> [TASK DETAILS]: All of the material below is to be retyped exactly.

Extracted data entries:
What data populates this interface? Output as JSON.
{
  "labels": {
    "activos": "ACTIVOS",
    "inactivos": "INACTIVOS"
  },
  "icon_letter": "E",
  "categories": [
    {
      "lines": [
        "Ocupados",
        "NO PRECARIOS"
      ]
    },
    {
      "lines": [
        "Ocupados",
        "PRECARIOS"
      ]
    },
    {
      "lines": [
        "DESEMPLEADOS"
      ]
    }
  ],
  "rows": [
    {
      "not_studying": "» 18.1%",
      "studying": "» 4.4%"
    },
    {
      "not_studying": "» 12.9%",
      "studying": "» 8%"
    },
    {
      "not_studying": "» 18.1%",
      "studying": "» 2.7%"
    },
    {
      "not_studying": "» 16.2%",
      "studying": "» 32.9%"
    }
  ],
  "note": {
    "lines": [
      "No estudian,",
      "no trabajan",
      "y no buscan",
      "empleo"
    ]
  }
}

> [EXERCISE SOLUTION]:
What data populates this interface? Output as JSON.
{
  "labels": {
    "activos": "ACTIVOS",
    "inactivos": "INACTIVOS"
  },
  "icon_letter": "E",
  "categories": [
    {
      "lines": [
        "Ocupados",
        "NO PRECARIOS"
      ]
    },
    {
      "lines": [
        "Ocupados",
        "PRECARIOS"
      ]
    },
    {
      "lines": [
        "DESEMPLEADOS"
      ]
    }
  ],
  "rows": [
    {
      "not_studying": "» 18.1%",
      "studying": "» 4.4%"
    },
    {
      "not_studying": "» 12.9%",
      "studying": "» 8%"
    },
    {
      "not_studying": "» 18.1%",
      "studying": "» 2.7%"
    },
    {
      "not_studying": "» 16.2%",
      "studying": "» 32.9%"
    }
  ],
  "note": {
    "lines": [
      "No estudian,",
      "no trabajan",
      "y no buscan",
      "empleo"
    ]
  }
}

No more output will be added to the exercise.